### [Task objective]
Exclude the pictures, then copy all remaining records exactly.

### [Records to use]

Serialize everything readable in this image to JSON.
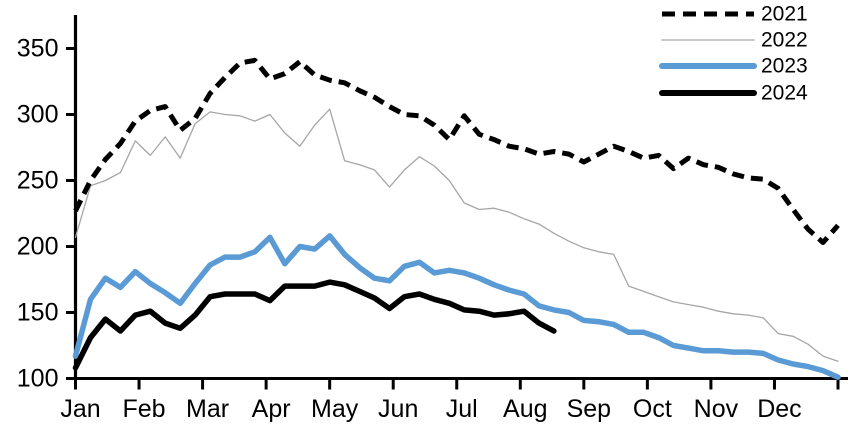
{
  "chart_data": {
    "type": "line",
    "title": "",
    "x_unit": "weekly points across one calendar year",
    "x_tick_labels": [
      "Jan",
      "Feb",
      "Mar",
      "Apr",
      "May",
      "Jun",
      "Jul",
      "Aug",
      "Sep",
      "Oct",
      "Nov",
      "Dec"
    ],
    "y_ticks": [
      100,
      150,
      200,
      250,
      300,
      350
    ],
    "y_range": [
      100,
      350
    ],
    "grid": false,
    "legend_position": "top-right",
    "colors": {
      "blue": "#5b9bd5",
      "gray": "#a6a6a6",
      "black": "#000000"
    },
    "series": [
      {
        "name": "2021",
        "color": "#000000",
        "style": "dashed",
        "width": 5,
        "values": [
          227,
          250,
          266,
          278,
          295,
          303,
          306,
          288,
          297,
          316,
          328,
          339,
          341,
          327,
          331,
          340,
          330,
          326,
          324,
          318,
          313,
          306,
          300,
          299,
          292,
          281,
          299,
          285,
          281,
          276,
          274,
          270,
          272,
          270,
          264,
          270,
          276,
          272,
          267,
          269,
          259,
          267,
          262,
          260,
          255,
          252,
          251,
          244,
          228,
          213,
          203,
          216
        ]
      },
      {
        "name": "2022",
        "color": "#a6a6a6",
        "style": "solid",
        "width": 1.3,
        "values": [
          207,
          246,
          250,
          256,
          280,
          269,
          283,
          267,
          293,
          302,
          300,
          299,
          295,
          300,
          286,
          276,
          292,
          304,
          265,
          262,
          258,
          245,
          258,
          268,
          261,
          250,
          233,
          228,
          229,
          226,
          221,
          217,
          210,
          204,
          199,
          196,
          194,
          170,
          166,
          162,
          158,
          156,
          154,
          151,
          149,
          148,
          146,
          134,
          132,
          126,
          117,
          113
        ]
      },
      {
        "name": "2023",
        "color": "#5b9bd5",
        "style": "solid",
        "width": 5.5,
        "values": [
          117,
          160,
          176,
          169,
          181,
          172,
          165,
          157,
          172,
          186,
          192,
          192,
          196,
          207,
          187,
          200,
          198,
          208,
          194,
          184,
          176,
          174,
          185,
          188,
          180,
          182,
          180,
          176,
          171,
          167,
          164,
          155,
          152,
          150,
          144,
          143,
          141,
          135,
          135,
          131,
          125,
          123,
          121,
          121,
          120,
          120,
          119,
          114,
          111,
          109,
          106,
          101
        ]
      },
      {
        "name": "2024",
        "color": "#000000",
        "style": "solid",
        "width": 5.5,
        "values": [
          108,
          131,
          145,
          136,
          148,
          151,
          142,
          138,
          148,
          162,
          164,
          164,
          164,
          159,
          170,
          170,
          170,
          173,
          171,
          166,
          161,
          153,
          162,
          164,
          160,
          157,
          152,
          151,
          148,
          149,
          151,
          142,
          136
        ]
      }
    ]
  }
}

### [Result for this exercise]
Serialize everything readable in this image to JSON.
{
  "chart_data": {
    "type": "line",
    "title": "",
    "x_unit": "weekly points across one calendar year",
    "x_tick_labels": [
      "Jan",
      "Feb",
      "Mar",
      "Apr",
      "May",
      "Jun",
      "Jul",
      "Aug",
      "Sep",
      "Oct",
      "Nov",
      "Dec"
    ],
    "y_ticks": [
      100,
      150,
      200,
      250,
      300,
      350
    ],
    "y_range": [
      100,
      350
    ],
    "grid": false,
    "legend_position": "top-right",
    "colors": {
      "blue": "#5b9bd5",
      "gray": "#a6a6a6",
      "black": "#000000"
    },
    "series": [
      {
        "name": "2021",
        "color": "#000000",
        "style": "dashed",
        "width": 5,
        "values": [
          227,
          250,
          266,
          278,
          295,
          303,
          306,
          288,
          297,
          316,
          328,
          339,
          341,
          327,
          331,
          340,
          330,
          326,
          324,
          318,
          313,
          306,
          300,
          299,
          292,
          281,
          299,
          285,
          281,
          276,
          274,
          270,
          272,
          270,
          264,
          270,
          276,
          272,
          267,
          269,
          259,
          267,
          262,
          260,
          255,
          252,
          251,
          244,
          228,
          213,
          203,
          216
        ]
      },
      {
        "name": "2022",
        "color": "#a6a6a6",
        "style": "solid",
        "width": 1.3,
        "values": [
          207,
          246,
          250,
          256,
          280,
          269,
          283,
          267,
          293,
          302,
          300,
          299,
          295,
          300,
          286,
          276,
          292,
          304,
          265,
          262,
          258,
          245,
          258,
          268,
          261,
          250,
          233,
          228,
          229,
          226,
          221,
          217,
          210,
          204,
          199,
          196,
          194,
          170,
          166,
          162,
          158,
          156,
          154,
          151,
          149,
          148,
          146,
          134,
          132,
          126,
          117,
          113
        ]
      },
      {
        "name": "2023",
        "color": "#5b9bd5",
        "style": "solid",
        "width": 5.5,
        "values": [
          117,
          160,
          176,
          169,
          181,
          172,
          165,
          157,
          172,
          186,
          192,
          192,
          196,
          207,
          187,
          200,
          198,
          208,
          194,
          184,
          176,
          174,
          185,
          188,
          180,
          182,
          180,
          176,
          171,
          167,
          164,
          155,
          152,
          150,
          144,
          143,
          141,
          135,
          135,
          131,
          125,
          123,
          121,
          121,
          120,
          120,
          119,
          114,
          111,
          109,
          106,
          101
        ]
      },
      {
        "name": "2024",
        "color": "#000000",
        "style": "solid",
        "width": 5.5,
        "values": [
          108,
          131,
          145,
          136,
          148,
          151,
          142,
          138,
          148,
          162,
          164,
          164,
          164,
          159,
          170,
          170,
          170,
          173,
          171,
          166,
          161,
          153,
          162,
          164,
          160,
          157,
          152,
          151,
          148,
          149,
          151,
          142,
          136
        ]
      }
    ]
  }
}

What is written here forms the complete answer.